• Your task: Find all lines in the records that include the word "side", and copy them out.

• Exercise materials:
════════════════

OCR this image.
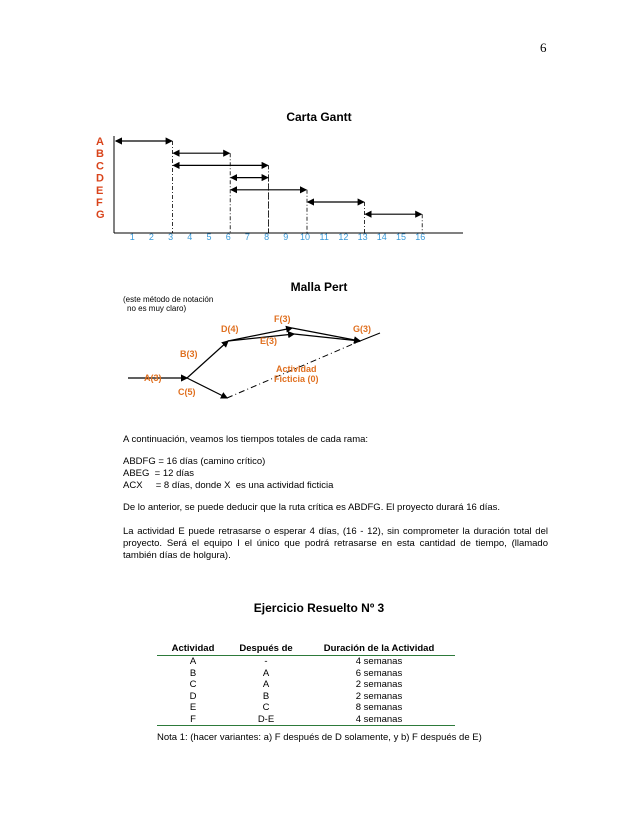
6
Carta Gantt
A
B
C
D
E
F
G
1 2 3 4 5 6 7 8 9 10 11 12 13 14 15 16
Malla Pert
(este método de notación
no es muy claro)
A(3)
B(3)
C(5)
D(4)
E(3)
F(3)
G(3)
Actividad
Ficticia (0)
A continuación, veamos los tiempos totales de cada rama:
ABDFG = 16 días (camino crítico)
ABEG  = 12 días
ACX     = 8 días, donde X  es una actividad ficticia
De lo anterior, se puede deducir que la ruta crítica es ABDFG. El proyecto durará 16 días.
La actividad E puede retrasarse o esperar 4 días, (16 - 12), sin comprometer la duración total del proyecto. Será el equipo I el único que podrá retrasarse en esta cantidad de tiempo, (llamado también días de holgura).
Ejercicio Resuelto Nº 3
Actividad	Después de	Duración de la Actividad
A	-	4 semanas
B	A	6 semanas
C	A	2 semanas
D	B	2 semanas
E	C	8 semanas
F	D-E	4 semanas
Nota 1: (hacer variantes: a) F después de D solamente, y b) F después de E)
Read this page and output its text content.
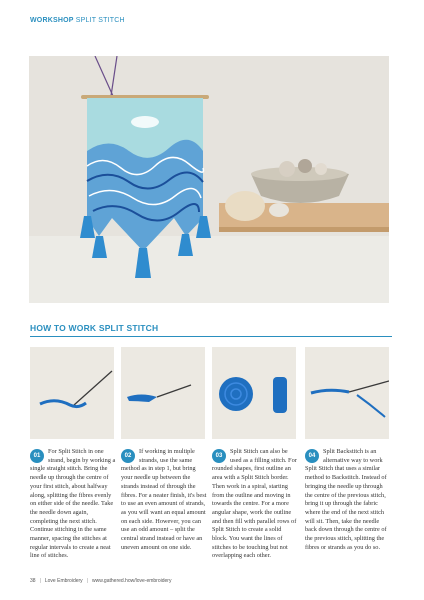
WORKSHOP SPLIT STITCH
HOW TO WORK SPLIT STITCH
01
For Split Stitch in one strand, begin by working a single straight stitch. Bring the needle up through the centre of your first stitch, about halfway along, splitting the fibres evenly on either side of the needle. Take the needle down again, completing the next stitch. Continue stitching in the same manner, spacing the stitches at regular intervals to create a neat line of stitches.
02
If working in multiple strands, use the same method as in step 1, but bring your needle up between the strands instead of through the fibres. For a neater finish, it's best to use an even amount of strands, as you will want an equal amount on each side. However, you can use an odd amount – split the central strand instead or have an uneven amount on one side.
03
Split Stitch can also be used as a filling stitch. For rounded shapes, first outline an area with a Split Stitch border. Then work in a spiral, starting from the outline and moving in towards the centre. For a more angular shape, work the outline and then fill with parallel rows of Split Stitch to create a solid block. You want the lines of stitches to be touching but not overlapping each other.
04
Split Backstitch is an alternative way to work Split Stitch that uses a similar method to Backstitch. Instead of bringing the needle up through the centre of the previous stitch, bring it up through the fabric where the end of the next stitch will sit. Then, take the needle back down through the centre of the previous stitch, splitting the fibres or strands as you do so.
38 | Love Embroidery | www.gathered.how/love-embroidery
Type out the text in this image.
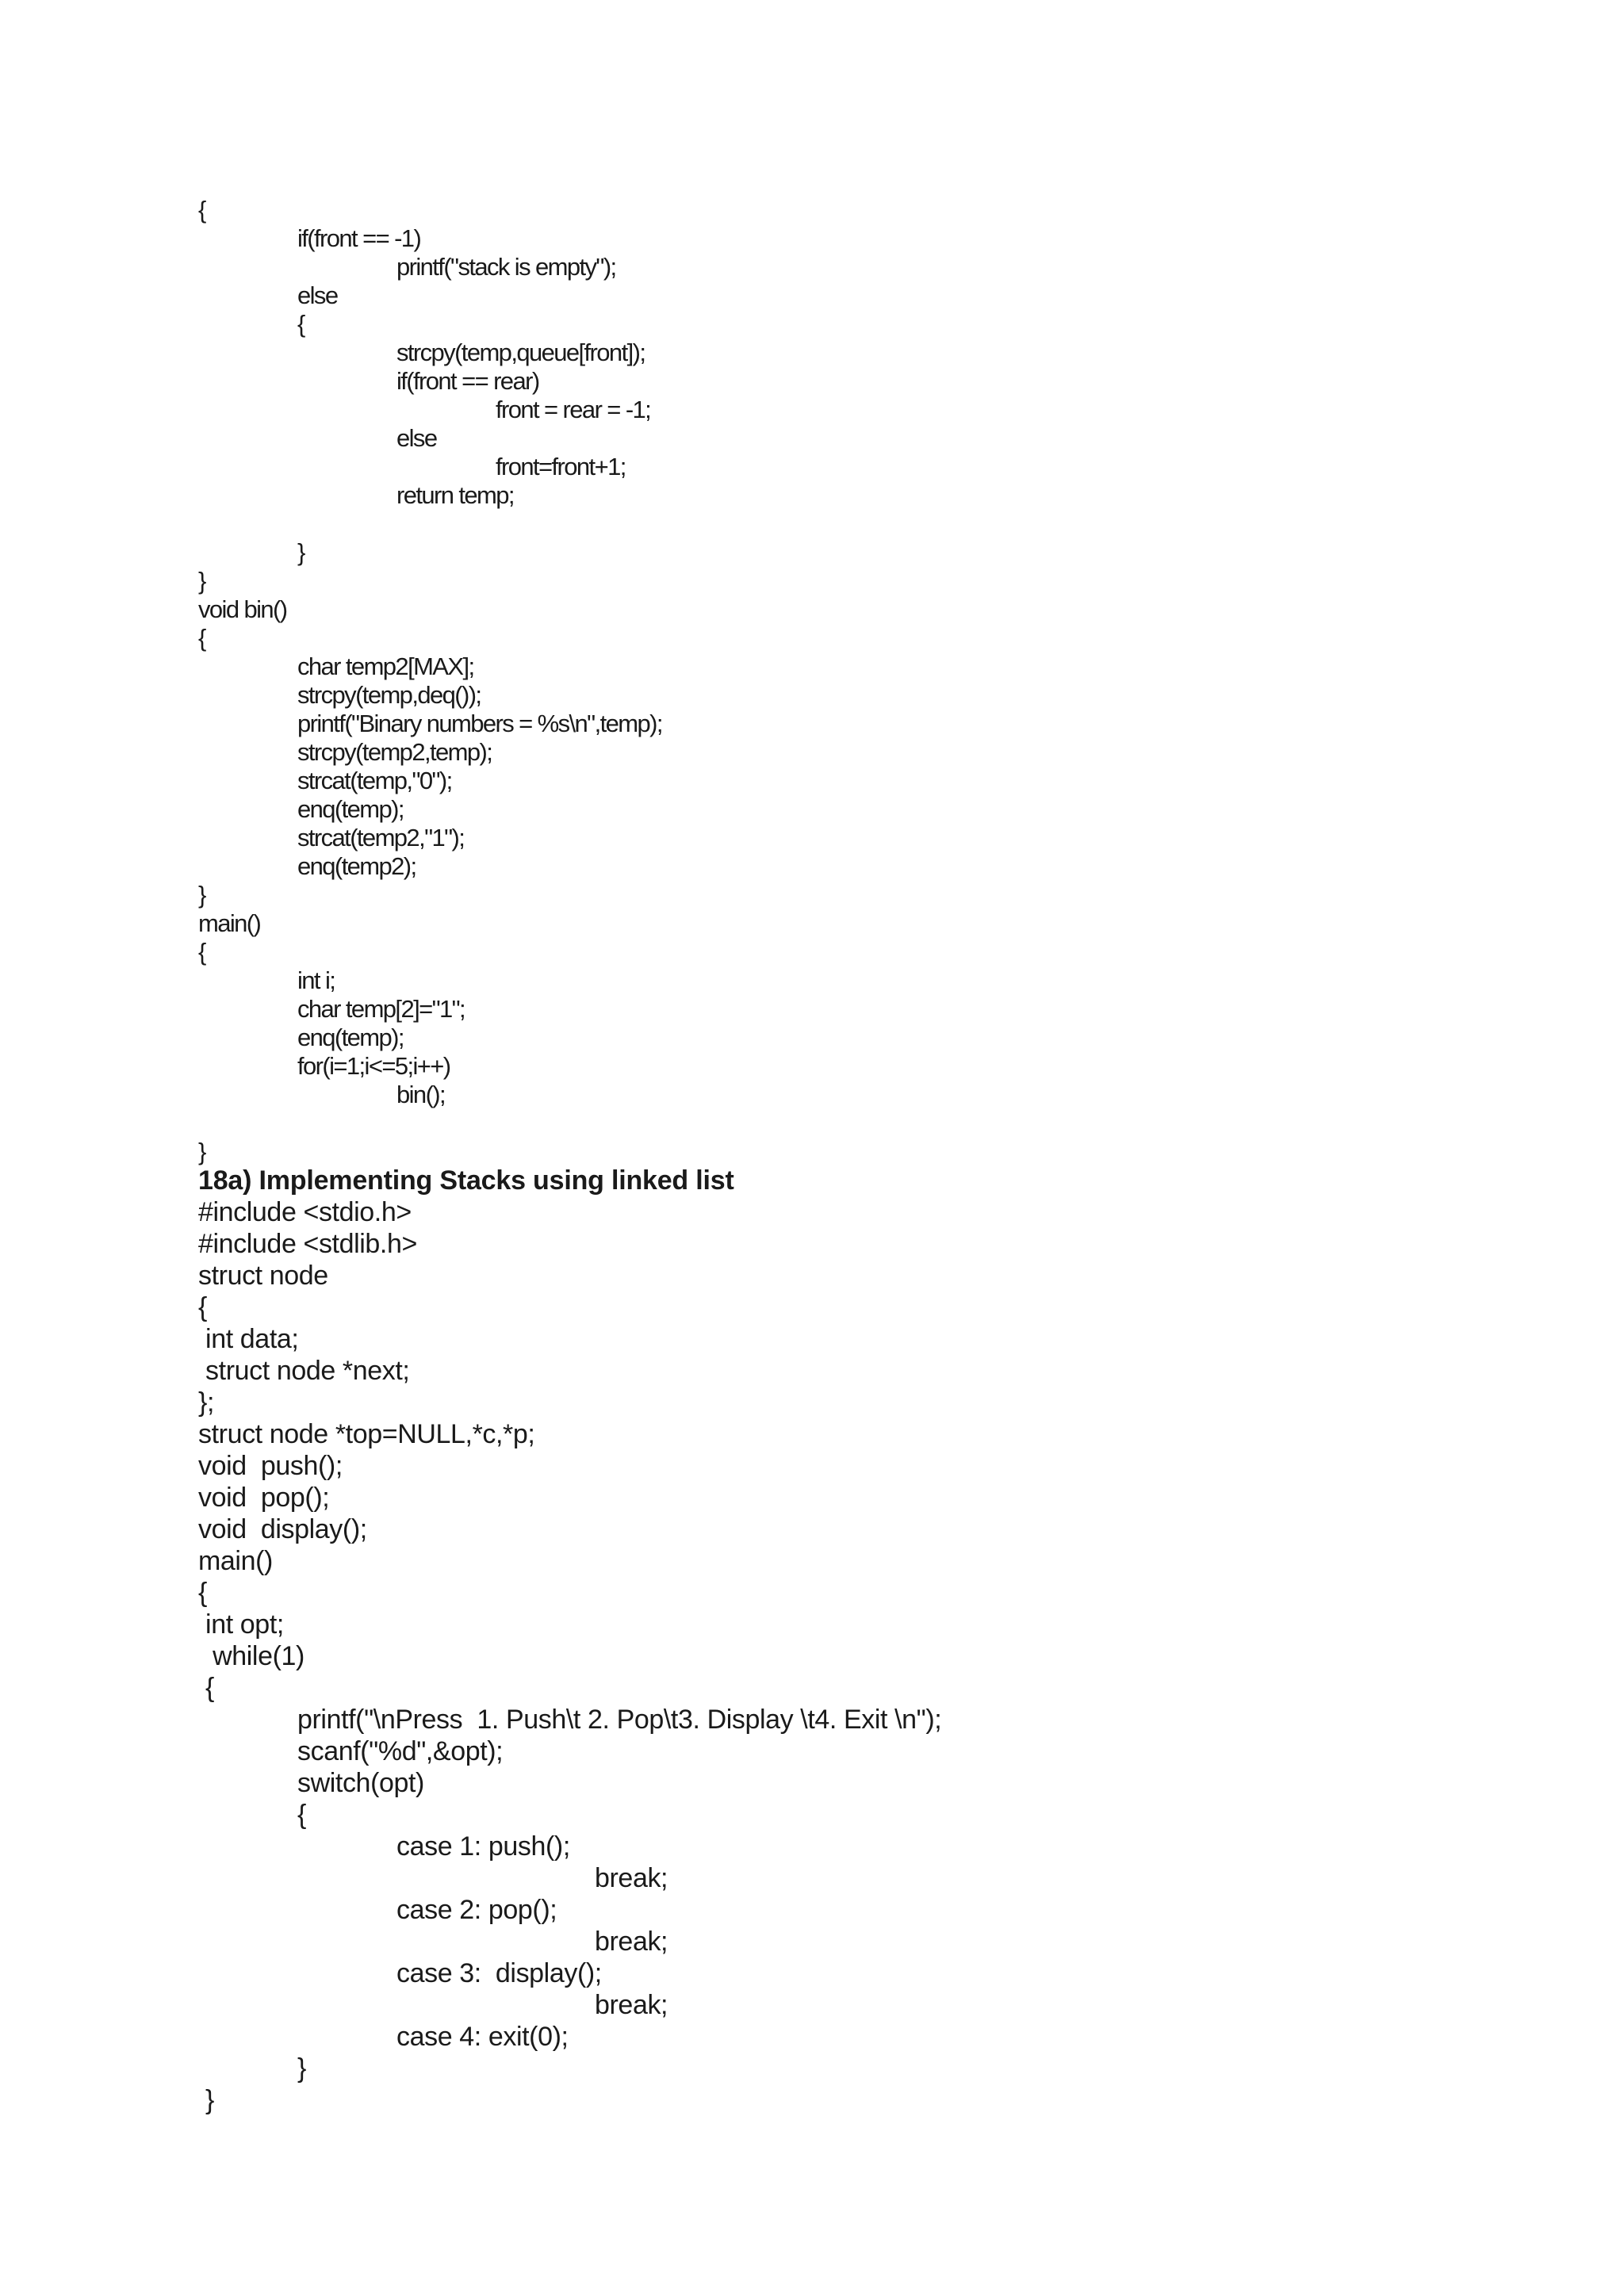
{
if(front == -1)
printf("stack is empty");
else
{
strcpy(temp,queue[front]);
if(front == rear)
front = rear = -1;
else
front=front+1;
return temp;
}
}
void bin()
{
char temp2[MAX];
strcpy(temp,deq());
printf("Binary numbers = %s\n",temp);
strcpy(temp2,temp);
strcat(temp,"0");
enq(temp);
strcat(temp2,"1");
enq(temp2);
}
main()
{
int i;
char temp[2]="1";
enq(temp);
for(i=1;i<=5;i++)
bin();
}
18a) Implementing Stacks using linked list
#include <stdio.h>
#include <stdlib.h>
struct node
{
int data;
struct node *next;
};
struct node *top=NULL,*c,*p;
void  push();
void  pop();
void  display();
main()
{
int opt;
while(1)
{
printf("\nPress  1. Push\t 2. Pop\t3. Display \t4. Exit \n");
scanf("%d",&opt);
switch(opt)
{
case 1: push();
break;
case 2: pop();
break;
case 3:  display();
break;
case 4: exit(0);
}
}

════════════════

• Exercise response:
For Split Stitch in one strand, begin by working a single straight stitch. Bring the needle up through the centre of your first stitch, about halfway along, splitting the fibres evenly on either side of the needle. Take the needle down again, completing the next stitch. Continue stitching in the same manner, spacing the stitches at regular intervals to create a neat line of stitches.
If working in multiple strands, use the same method as in step 1, but bring your needle up between the strands instead of through the fibres. For a neater finish, it's best to use an even amount of strands, as you will want an equal amount on each side. However, you can use an odd amount – split the central strand instead or have an uneven amount on one side.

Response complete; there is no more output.